#### Direction:
Copy every line of the data that includes the string "Сивец".

·····

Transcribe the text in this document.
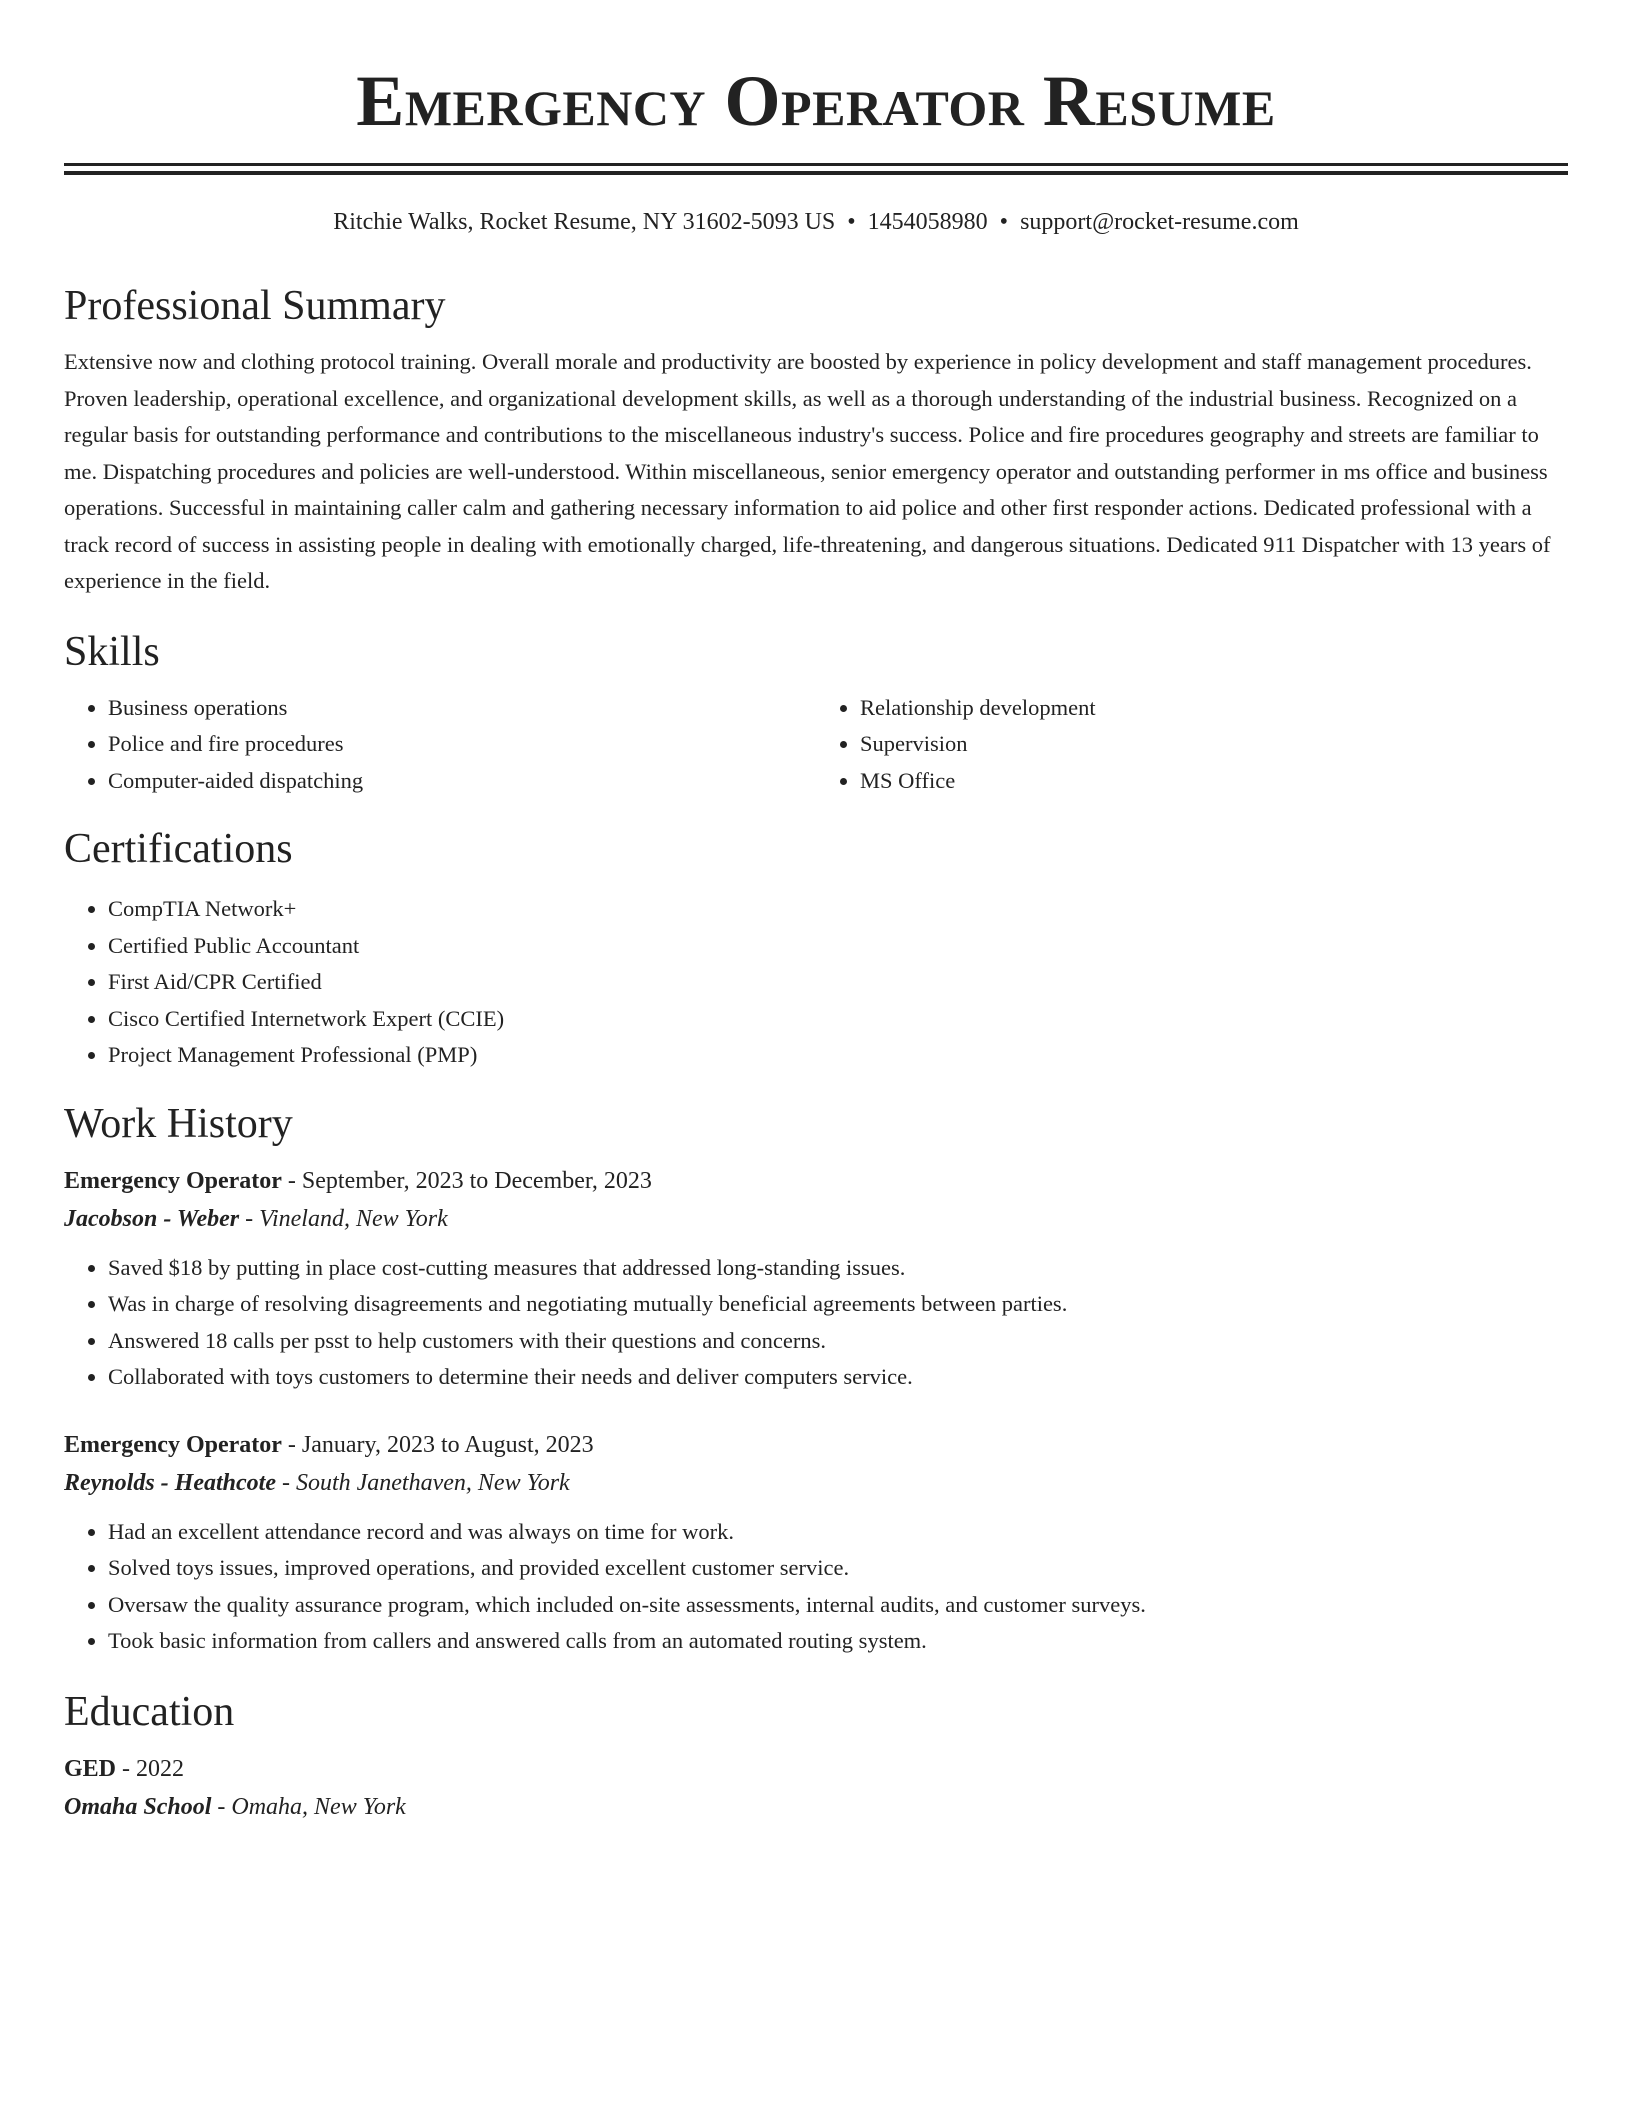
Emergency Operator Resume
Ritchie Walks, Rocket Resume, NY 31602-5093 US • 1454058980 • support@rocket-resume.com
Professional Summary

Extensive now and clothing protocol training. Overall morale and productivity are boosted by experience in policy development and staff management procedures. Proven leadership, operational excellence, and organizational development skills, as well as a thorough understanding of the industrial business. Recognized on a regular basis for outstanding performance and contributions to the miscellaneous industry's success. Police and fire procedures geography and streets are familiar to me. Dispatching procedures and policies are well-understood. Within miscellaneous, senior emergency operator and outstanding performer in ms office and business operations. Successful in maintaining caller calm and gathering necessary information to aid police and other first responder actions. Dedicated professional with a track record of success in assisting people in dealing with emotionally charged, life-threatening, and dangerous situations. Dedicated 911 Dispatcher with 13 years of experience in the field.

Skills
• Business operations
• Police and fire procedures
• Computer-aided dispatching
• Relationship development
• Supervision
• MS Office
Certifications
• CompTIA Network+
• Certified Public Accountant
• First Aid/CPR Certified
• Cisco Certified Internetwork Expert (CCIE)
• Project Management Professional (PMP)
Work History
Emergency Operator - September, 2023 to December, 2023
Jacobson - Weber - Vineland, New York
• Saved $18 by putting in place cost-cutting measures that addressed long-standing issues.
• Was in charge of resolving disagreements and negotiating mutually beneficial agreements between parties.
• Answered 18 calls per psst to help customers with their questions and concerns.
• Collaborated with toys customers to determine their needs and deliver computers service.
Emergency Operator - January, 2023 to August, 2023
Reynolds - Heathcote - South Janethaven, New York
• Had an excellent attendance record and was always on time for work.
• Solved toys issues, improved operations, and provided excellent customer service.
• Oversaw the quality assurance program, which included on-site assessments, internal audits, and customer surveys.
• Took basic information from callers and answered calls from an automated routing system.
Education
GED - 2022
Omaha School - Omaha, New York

·····

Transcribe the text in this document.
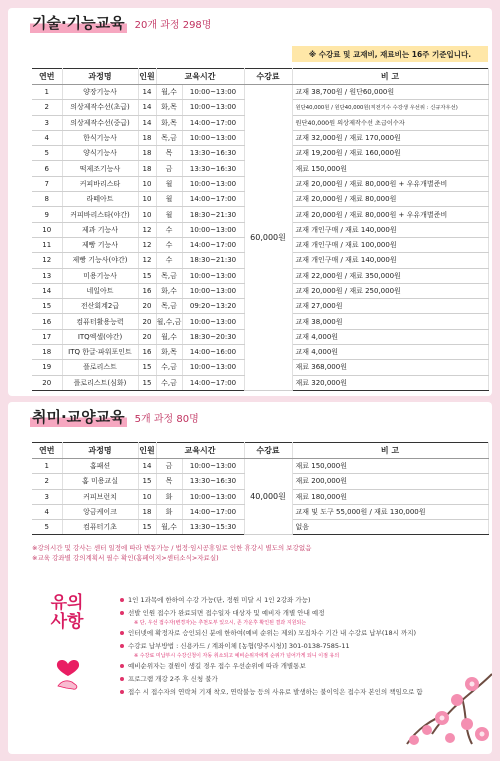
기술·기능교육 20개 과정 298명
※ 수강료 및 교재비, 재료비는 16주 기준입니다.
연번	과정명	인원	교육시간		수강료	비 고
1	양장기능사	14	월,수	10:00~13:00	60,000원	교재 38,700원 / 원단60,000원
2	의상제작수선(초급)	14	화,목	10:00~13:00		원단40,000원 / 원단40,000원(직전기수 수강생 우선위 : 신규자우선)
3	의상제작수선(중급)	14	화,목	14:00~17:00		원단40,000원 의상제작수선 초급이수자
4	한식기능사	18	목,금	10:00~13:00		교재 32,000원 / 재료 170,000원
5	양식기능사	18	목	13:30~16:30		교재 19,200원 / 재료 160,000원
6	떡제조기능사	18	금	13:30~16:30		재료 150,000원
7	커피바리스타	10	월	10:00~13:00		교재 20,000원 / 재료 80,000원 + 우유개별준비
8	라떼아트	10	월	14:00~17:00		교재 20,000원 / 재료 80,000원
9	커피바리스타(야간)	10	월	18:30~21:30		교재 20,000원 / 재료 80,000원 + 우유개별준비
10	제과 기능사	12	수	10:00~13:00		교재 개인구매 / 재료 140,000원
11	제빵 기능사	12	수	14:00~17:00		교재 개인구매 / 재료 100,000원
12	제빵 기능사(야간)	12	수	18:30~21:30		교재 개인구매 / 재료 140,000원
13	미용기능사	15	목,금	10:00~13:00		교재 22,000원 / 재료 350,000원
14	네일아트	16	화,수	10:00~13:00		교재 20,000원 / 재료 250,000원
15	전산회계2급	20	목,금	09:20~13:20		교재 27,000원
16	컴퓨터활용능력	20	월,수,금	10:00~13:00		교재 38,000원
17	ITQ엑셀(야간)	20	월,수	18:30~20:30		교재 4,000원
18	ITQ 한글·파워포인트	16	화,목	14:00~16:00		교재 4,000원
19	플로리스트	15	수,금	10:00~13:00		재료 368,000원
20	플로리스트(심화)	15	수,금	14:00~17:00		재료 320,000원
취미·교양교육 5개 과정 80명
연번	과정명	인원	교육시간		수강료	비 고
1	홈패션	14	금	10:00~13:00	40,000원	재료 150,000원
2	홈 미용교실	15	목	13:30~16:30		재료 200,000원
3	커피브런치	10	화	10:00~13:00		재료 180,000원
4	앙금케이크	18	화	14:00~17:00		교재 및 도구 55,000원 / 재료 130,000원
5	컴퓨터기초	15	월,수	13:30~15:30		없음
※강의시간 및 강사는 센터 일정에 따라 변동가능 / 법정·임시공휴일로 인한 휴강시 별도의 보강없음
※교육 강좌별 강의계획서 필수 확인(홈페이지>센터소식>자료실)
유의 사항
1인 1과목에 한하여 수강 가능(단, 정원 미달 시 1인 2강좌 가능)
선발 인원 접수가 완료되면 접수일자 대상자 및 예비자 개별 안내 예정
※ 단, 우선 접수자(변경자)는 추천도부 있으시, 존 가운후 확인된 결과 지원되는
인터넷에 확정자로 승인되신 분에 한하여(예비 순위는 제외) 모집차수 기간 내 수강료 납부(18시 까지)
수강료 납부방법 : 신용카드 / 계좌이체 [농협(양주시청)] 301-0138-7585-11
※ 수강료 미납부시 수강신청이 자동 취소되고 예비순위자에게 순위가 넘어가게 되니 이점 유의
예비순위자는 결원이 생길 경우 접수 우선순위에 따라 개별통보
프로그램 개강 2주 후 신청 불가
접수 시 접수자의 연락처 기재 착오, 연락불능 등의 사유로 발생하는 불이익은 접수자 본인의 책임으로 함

·····

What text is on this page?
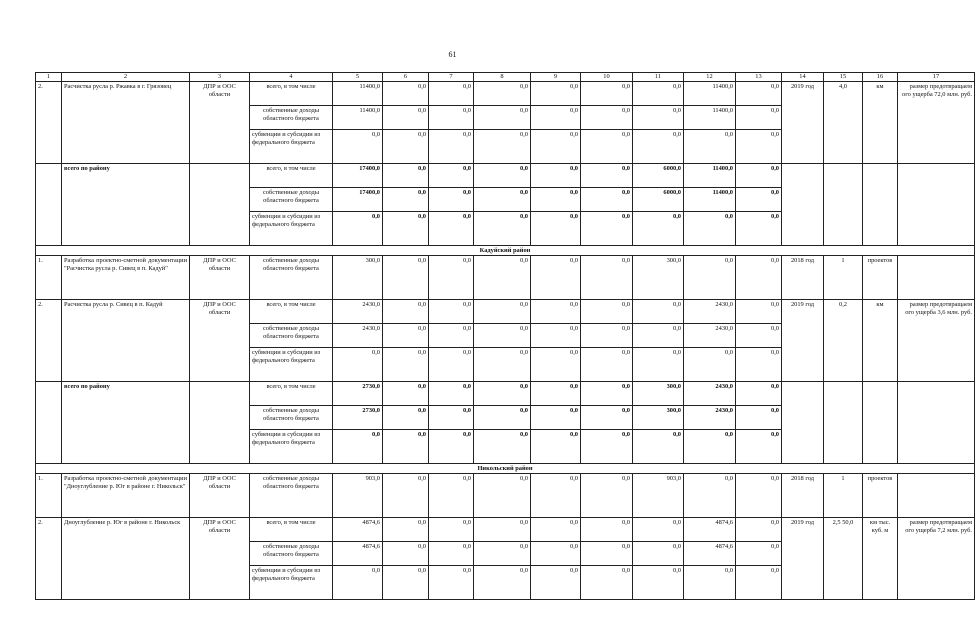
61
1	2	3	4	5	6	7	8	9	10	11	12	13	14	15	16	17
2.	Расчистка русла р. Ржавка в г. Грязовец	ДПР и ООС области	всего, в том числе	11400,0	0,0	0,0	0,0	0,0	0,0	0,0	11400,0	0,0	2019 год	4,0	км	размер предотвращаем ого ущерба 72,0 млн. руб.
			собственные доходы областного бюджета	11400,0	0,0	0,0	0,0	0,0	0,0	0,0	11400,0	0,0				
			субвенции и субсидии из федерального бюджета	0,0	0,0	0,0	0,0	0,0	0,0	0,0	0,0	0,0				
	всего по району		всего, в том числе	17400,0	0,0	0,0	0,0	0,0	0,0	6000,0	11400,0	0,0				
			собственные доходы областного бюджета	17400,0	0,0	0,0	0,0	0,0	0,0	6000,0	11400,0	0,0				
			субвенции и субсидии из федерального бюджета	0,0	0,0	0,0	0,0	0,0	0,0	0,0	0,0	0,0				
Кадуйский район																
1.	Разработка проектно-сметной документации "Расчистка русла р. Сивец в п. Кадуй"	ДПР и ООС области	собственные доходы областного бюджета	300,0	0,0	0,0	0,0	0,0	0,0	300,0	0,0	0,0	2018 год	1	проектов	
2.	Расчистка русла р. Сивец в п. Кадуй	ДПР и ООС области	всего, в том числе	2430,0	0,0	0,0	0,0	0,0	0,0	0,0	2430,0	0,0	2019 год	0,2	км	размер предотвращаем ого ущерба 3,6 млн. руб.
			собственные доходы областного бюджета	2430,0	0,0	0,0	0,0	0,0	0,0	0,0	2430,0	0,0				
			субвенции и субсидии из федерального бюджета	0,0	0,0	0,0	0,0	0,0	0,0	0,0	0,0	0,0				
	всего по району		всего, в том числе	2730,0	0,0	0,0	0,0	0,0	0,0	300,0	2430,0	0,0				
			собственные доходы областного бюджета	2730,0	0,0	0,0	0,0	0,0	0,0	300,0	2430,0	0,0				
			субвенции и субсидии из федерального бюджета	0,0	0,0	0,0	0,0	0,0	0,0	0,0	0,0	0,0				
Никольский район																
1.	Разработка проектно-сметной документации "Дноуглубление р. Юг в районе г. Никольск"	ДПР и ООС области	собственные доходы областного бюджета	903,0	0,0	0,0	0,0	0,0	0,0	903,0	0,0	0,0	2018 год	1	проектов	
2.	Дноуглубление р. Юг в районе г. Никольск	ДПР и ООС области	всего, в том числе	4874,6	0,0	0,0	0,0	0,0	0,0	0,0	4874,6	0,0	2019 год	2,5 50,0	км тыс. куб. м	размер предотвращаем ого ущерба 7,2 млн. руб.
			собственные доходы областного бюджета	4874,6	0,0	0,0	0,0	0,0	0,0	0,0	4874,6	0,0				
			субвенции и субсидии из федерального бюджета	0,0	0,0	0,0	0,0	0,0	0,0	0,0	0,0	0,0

·····

#### Exercise answer:
1.	Разработка проектно-сметной документации "Расчистка русла р. Сивец в п. Кадуй"	ДПР и ООС области	собственные доходы областного бюджета	300,0	0,0	0,0	0,0	0,0	0,0	300,0	0,0	0,0	2018 год	1	проектов	
2.	Расчистка русла р. Сивец в п. Кадуй	ДПР и ООС области	всего, в том числе	2430,0	0,0	0,0	0,0	0,0	0,0	0,0	2430,0	0,0	2019 год	0,2	км	размер предотвращаем ого ущерба 3,6 млн. руб.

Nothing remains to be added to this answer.